***** Given records *****

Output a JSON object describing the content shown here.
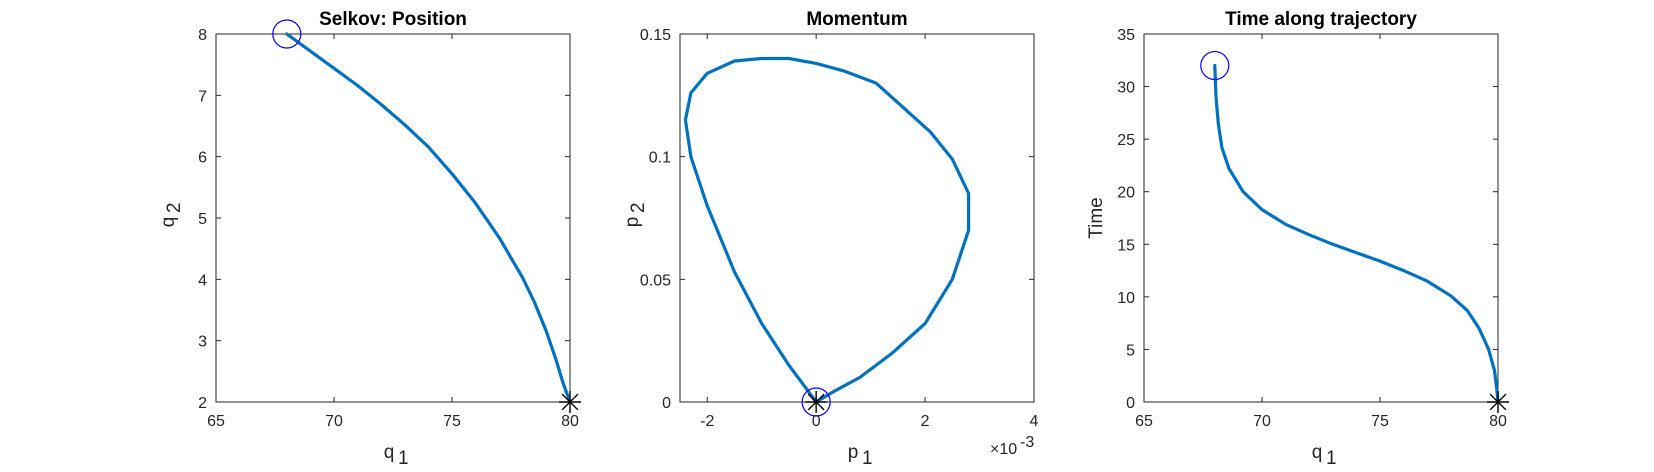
{
  "colors": {
    "curve": "#0072BD",
    "start_marker": "#0000FF",
    "end_marker": "#000000",
    "grid": "#dfdfdf",
    "axes": "#262626"
  },
  "chart_data": [
    {
      "type": "line",
      "title": "Selkov: Position",
      "xlabel": "q",
      "xlabel_sub": "1",
      "ylabel": "q",
      "ylabel_sub": "2",
      "xlim": [
        65,
        80
      ],
      "ylim": [
        2,
        8
      ],
      "xticks": [
        65,
        70,
        75,
        80
      ],
      "yticks": [
        2,
        3,
        4,
        5,
        6,
        7,
        8
      ],
      "grid": true,
      "series": [
        {
          "x": [
            68.0,
            69.0,
            70.0,
            71.0,
            72.0,
            73.0,
            74.0,
            75.0,
            76.0,
            77.0,
            78.0,
            78.5,
            79.0,
            79.4,
            79.7,
            80.0
          ],
          "y": [
            8.0,
            7.72,
            7.44,
            7.16,
            6.85,
            6.52,
            6.16,
            5.72,
            5.24,
            4.68,
            4.02,
            3.62,
            3.15,
            2.7,
            2.32,
            2.0
          ]
        }
      ],
      "start_marker": {
        "x": 68.0,
        "y": 8.0,
        "shape": "circle"
      },
      "end_marker": {
        "x": 80.0,
        "y": 2.0,
        "shape": "asterisk"
      }
    },
    {
      "type": "line",
      "title": "Momentum",
      "xlabel": "p",
      "xlabel_sub": "1",
      "ylabel": "p",
      "ylabel_sub": "2",
      "xlim": [
        -0.0025,
        0.004
      ],
      "ylim": [
        0,
        0.15
      ],
      "xticks": [
        -0.002,
        0,
        0.002,
        0.004
      ],
      "xticklabels": [
        "-2",
        "0",
        "2",
        "4"
      ],
      "x_exponent_label": "×10",
      "x_exponent": "-3",
      "yticks": [
        0,
        0.05,
        0.1,
        0.15
      ],
      "yticklabels": [
        "0",
        "0.05",
        "0.1",
        "0.15"
      ],
      "grid": true,
      "series": [
        {
          "x": [
            0.0,
            -0.0005,
            -0.001,
            -0.0015,
            -0.002,
            -0.0023,
            -0.0024,
            -0.0023,
            -0.002,
            -0.0015,
            -0.001,
            -0.0005,
            0.0,
            0.0005,
            0.0011,
            0.0016,
            0.0021,
            0.0025,
            0.0028,
            0.0028,
            0.0025,
            0.002,
            0.0014,
            0.0008,
            0.0003,
            0.0
          ],
          "y": [
            0.0,
            0.015,
            0.032,
            0.053,
            0.08,
            0.1,
            0.115,
            0.126,
            0.134,
            0.139,
            0.14,
            0.14,
            0.138,
            0.135,
            0.13,
            0.12,
            0.11,
            0.099,
            0.085,
            0.07,
            0.05,
            0.032,
            0.02,
            0.01,
            0.004,
            0.0
          ]
        }
      ],
      "start_marker": {
        "x": 0.0,
        "y": 0.0,
        "shape": "circle"
      },
      "end_marker": {
        "x": 0.0,
        "y": 0.0,
        "shape": "asterisk"
      }
    },
    {
      "type": "line",
      "title": "Time along trajectory",
      "xlabel": "q",
      "xlabel_sub": "1",
      "ylabel": "Time",
      "ylabel_sub": "",
      "xlim": [
        65,
        80
      ],
      "ylim": [
        0,
        35
      ],
      "xticks": [
        65,
        70,
        75,
        80
      ],
      "yticks": [
        0,
        5,
        10,
        15,
        20,
        25,
        30,
        35
      ],
      "grid": true,
      "series": [
        {
          "x": [
            68.0,
            68.05,
            68.15,
            68.3,
            68.6,
            69.2,
            70.0,
            71.0,
            72.0,
            73.0,
            74.0,
            75.0,
            76.0,
            77.0,
            78.0,
            78.7,
            79.2,
            79.6,
            79.85,
            79.95,
            80.0
          ],
          "y": [
            32.0,
            29.0,
            26.5,
            24.2,
            22.2,
            20.0,
            18.3,
            16.9,
            15.9,
            15.0,
            14.2,
            13.4,
            12.5,
            11.5,
            10.1,
            8.7,
            7.0,
            5.0,
            3.0,
            1.2,
            0.0
          ]
        }
      ],
      "start_marker": {
        "x": 68.0,
        "y": 32.0,
        "shape": "circle"
      },
      "end_marker": {
        "x": 80.0,
        "y": 0.0,
        "shape": "asterisk"
      }
    }
  ]
}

*****

--- Brief ---
Each entry should be repeated exactly as it appears; the pictures stay out.

--- Completed exercise ---
Output a JSON object describing the content shown here.
{
  "colors": {
    "curve": "#0072BD",
    "start_marker": "#0000FF",
    "end_marker": "#000000",
    "grid": "#dfdfdf",
    "axes": "#262626"
  },
  "chart_data": [
    {
      "type": "line",
      "title": "Selkov: Position",
      "xlabel": "q",
      "xlabel_sub": "1",
      "ylabel": "q",
      "ylabel_sub": "2",
      "xlim": [
        65,
        80
      ],
      "ylim": [
        2,
        8
      ],
      "xticks": [
        65,
        70,
        75,
        80
      ],
      "yticks": [
        2,
        3,
        4,
        5,
        6,
        7,
        8
      ],
      "grid": true,
      "series": [
        {
          "x": [
            68.0,
            69.0,
            70.0,
            71.0,
            72.0,
            73.0,
            74.0,
            75.0,
            76.0,
            77.0,
            78.0,
            78.5,
            79.0,
            79.4,
            79.7,
            80.0
          ],
          "y": [
            8.0,
            7.72,
            7.44,
            7.16,
            6.85,
            6.52,
            6.16,
            5.72,
            5.24,
            4.68,
            4.02,
            3.62,
            3.15,
            2.7,
            2.32,
            2.0
          ]
        }
      ],
      "start_marker": {
        "x": 68.0,
        "y": 8.0,
        "shape": "circle"
      },
      "end_marker": {
        "x": 80.0,
        "y": 2.0,
        "shape": "asterisk"
      }
    },
    {
      "type": "line",
      "title": "Momentum",
      "xlabel": "p",
      "xlabel_sub": "1",
      "ylabel": "p",
      "ylabel_sub": "2",
      "xlim": [
        -0.0025,
        0.004
      ],
      "ylim": [
        0,
        0.15
      ],
      "xticks": [
        -0.002,
        0,
        0.002,
        0.004
      ],
      "xticklabels": [
        "-2",
        "0",
        "2",
        "4"
      ],
      "x_exponent_label": "×10",
      "x_exponent": "-3",
      "yticks": [
        0,
        0.05,
        0.1,
        0.15
      ],
      "yticklabels": [
        "0",
        "0.05",
        "0.1",
        "0.15"
      ],
      "grid": true,
      "series": [
        {
          "x": [
            0.0,
            -0.0005,
            -0.001,
            -0.0015,
            -0.002,
            -0.0023,
            -0.0024,
            -0.0023,
            -0.002,
            -0.0015,
            -0.001,
            -0.0005,
            0.0,
            0.0005,
            0.0011,
            0.0016,
            0.0021,
            0.0025,
            0.0028,
            0.0028,
            0.0025,
            0.002,
            0.0014,
            0.0008,
            0.0003,
            0.0
          ],
          "y": [
            0.0,
            0.015,
            0.032,
            0.053,
            0.08,
            0.1,
            0.115,
            0.126,
            0.134,
            0.139,
            0.14,
            0.14,
            0.138,
            0.135,
            0.13,
            0.12,
            0.11,
            0.099,
            0.085,
            0.07,
            0.05,
            0.032,
            0.02,
            0.01,
            0.004,
            0.0
          ]
        }
      ],
      "start_marker": {
        "x": 0.0,
        "y": 0.0,
        "shape": "circle"
      },
      "end_marker": {
        "x": 0.0,
        "y": 0.0,
        "shape": "asterisk"
      }
    },
    {
      "type": "line",
      "title": "Time along trajectory",
      "xlabel": "q",
      "xlabel_sub": "1",
      "ylabel": "Time",
      "ylabel_sub": "",
      "xlim": [
        65,
        80
      ],
      "ylim": [
        0,
        35
      ],
      "xticks": [
        65,
        70,
        75,
        80
      ],
      "yticks": [
        0,
        5,
        10,
        15,
        20,
        25,
        30,
        35
      ],
      "grid": true,
      "series": [
        {
          "x": [
            68.0,
            68.05,
            68.15,
            68.3,
            68.6,
            69.2,
            70.0,
            71.0,
            72.0,
            73.0,
            74.0,
            75.0,
            76.0,
            77.0,
            78.0,
            78.7,
            79.2,
            79.6,
            79.85,
            79.95,
            80.0
          ],
          "y": [
            32.0,
            29.0,
            26.5,
            24.2,
            22.2,
            20.0,
            18.3,
            16.9,
            15.9,
            15.0,
            14.2,
            13.4,
            12.5,
            11.5,
            10.1,
            8.7,
            7.0,
            5.0,
            3.0,
            1.2,
            0.0
          ]
        }
      ],
      "start_marker": {
        "x": 68.0,
        "y": 32.0,
        "shape": "circle"
      },
      "end_marker": {
        "x": 80.0,
        "y": 0.0,
        "shape": "asterisk"
      }
    }
  ]
}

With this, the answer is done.